▶ **DIRECTION**
Please give the count of lines holding the string "一级学科" and nothing besides.

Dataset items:
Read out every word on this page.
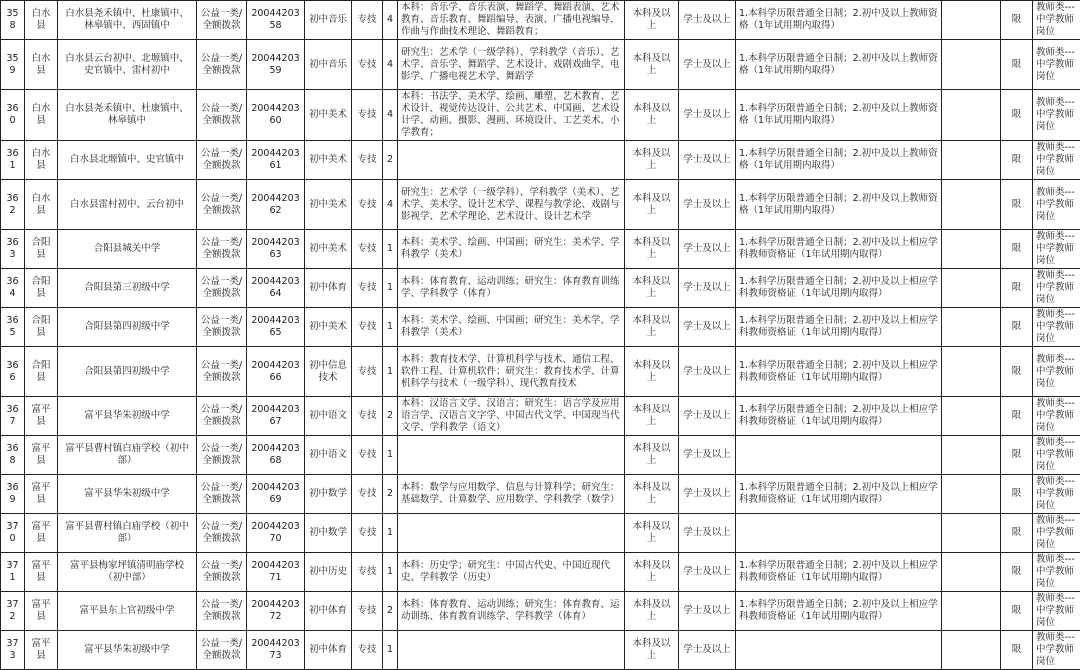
358	白水县	白水县尧禾镇中、杜康镇中、林皋镇中、西固镇中	公益一类/全额拨款	2004420358	初中音乐	专技	4	本科：音乐学、音乐表演、舞蹈学、舞蹈表演、艺术教育、音乐教育、舞蹈编导、表演、广播电视编导、作曲与作曲技术理论、舞蹈教育；	本科及以上	学士及以上	1.本科学历限普通全日制；2.初中及以上教师资格（1年试用期内取得）		限	教师类---中学教师岗位
359	白水县	白水县云台初中、北塬镇中、史官镇中、雷村初中	公益一类/全额拨款	2004420359	初中音乐	专技	4	研究生：艺术学（一级学科）、学科教学（音乐）、艺术学、音乐学、舞蹈学、艺术设计、戏剧戏曲学、电影学、广播电视艺术学、舞蹈学	本科及以上	学士及以上	1.本科学历限普通全日制；2.初中及以上教师资格（1年试用期内取得）		限	教师类---中学教师岗位
360	白水县	白水县尧禾镇中、杜康镇中、林皋镇中	公益一类/全额拨款	2004420360	初中美术	专技	4	本科：书法学、美术学、绘画、雕塑、艺术教育、艺术设计、视觉传达设计、公共艺术、中国画、艺术设计学、动画、摄影、漫画、环境设计、工艺美术、小学教育；	本科及以上	学士及以上	1.本科学历限普通全日制；2.初中及以上教师资格（1年试用期内取得）		限	教师类---中学教师岗位
361	白水县	白水县北塬镇中、史官镇中	公益一类/全额拨款	2004420361	初中美术	专技	2		本科及以上	学士及以上	1.本科学历限普通全日制；2.初中及以上教师资格（1年试用期内取得）		限	教师类---中学教师岗位
362	白水县	白水县雷村初中、云台初中	公益一类/全额拨款	2004420362	初中美术	专技	4	研究生：艺术学（一级学科）、学科教学（美术）、艺术学、美术学、设计艺术学、课程与教学论、戏剧与影视学、艺术学理论、艺术设计、设计艺术学	本科及以上	学士及以上	1.本科学历限普通全日制；2.初中及以上教师资格（1年试用期内取得）		限	教师类---中学教师岗位
363	合阳县	合阳县城关中学	公益一类/全额拨款	2004420363	初中美术	专技	1	本科：美术学、绘画、中国画；研究生：美术学、学科教学（美术）	本科及以上	学士及以上	1.本科学历限普通全日制；2.初中及以上相应学科教师资格证（1年试用期内取得）		限	教师类---中学教师岗位
364	合阳县	合阳县第三初级中学	公益一类/全额拨款	2004420364	初中体育	专技	1	本科：体育教育、运动训练；研究生：体育教育训练学、学科教学（体育）	本科及以上	学士及以上	1.本科学历限普通全日制；2.初中及以上相应学科教师资格证（1年试用期内取得）		限	教师类---中学教师岗位
365	合阳县	合阳县第四初级中学	公益一类/全额拨款	2004420365	初中美术	专技	1	本科：美术学、绘画、中国画；研究生：美术学、学科教学（美术）	本科及以上	学士及以上	1.本科学历限普通全日制；2.初中及以上相应学科教师资格证（1年试用期内取得）		限	教师类---中学教师岗位
366	合阳县	合阳县第四初级中学	公益一类/全额拨款	2004420366	初中信息技术	专技	1	本科：教育技术学、计算机科学与技术、通信工程、软件工程、计算机软件；研究生：教育技术学、计算机科学与技术（一级学科）、现代教育技术	本科及以上	学士及以上	1.本科学历限普通全日制；2.初中及以上相应学科教师资格证（1年试用期内取得）		限	教师类---中学教师岗位
367	富平县	富平县华朱初级中学	公益一类/全额拨款	2004420367	初中语文	专技	2	本科：汉语言文学、汉语言；研究生：语言学及应用语言学、汉语言文字学、中国古代文学、中国现当代文学、学科教学（语文）	本科及以上	学士及以上	1.本科学历限普通全日制；2.初中及以上相应学科教师资格证（1年试用期内取得）		限	教师类---中学教师岗位
368	富平县	富平县曹村镇白庙学校（初中部）	公益一类/全额拨款	2004420368	初中语文	专技	1		本科及以上	学士及以上			限	教师类---中学教师岗位
369	富平县	富平县华朱初级中学	公益一类/全额拨款	2004420369	初中数学	专技	2	本科：数学与应用数学、信息与计算科学；研究生：基础数学、计算数学、应用数学、学科教学（数学）	本科及以上	学士及以上	1.本科学历限普通全日制；2.初中及以上相应学科教师资格证（1年试用期内取得）		限	教师类---中学教师岗位
370	富平县	富平县曹村镇白庙学校（初中部）	公益一类/全额拨款	2004420370	初中数学	专技	1		本科及以上	学士及以上			限	教师类---中学教师岗位
371	富平县	富平县梅家坪镇清明庙学校（初中部）	公益一类/全额拨款	2004420371	初中历史	专技	1	本科：历史学；研究生：中国古代史、中国近现代史、学科教学（历史）	本科及以上	学士及以上	1.本科学历限普通全日制；2.初中及以上相应学科教师资格证（1年试用期内取得）		限	教师类---中学教师岗位
372	富平县	富平县东上官初级中学	公益一类/全额拨款	2004420372	初中体育	专技	2	本科：体育教育、运动训练；研究生：体育教育、运动训练、体育教育训练学、学科教学（体育）	本科及以上	学士及以上	1.本科学历限普通全日制；2.初中及以上相应学科教师资格证（1年试用期内取得）		限	教师类---中学教师岗位
373	富平县	富平县华朱初级中学	公益一类/全额拨款	2004420373	初中体育	专技	1		本科及以上	学士及以上			限	教师类---中学教师岗位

▶ **TASK OUTPUT**
3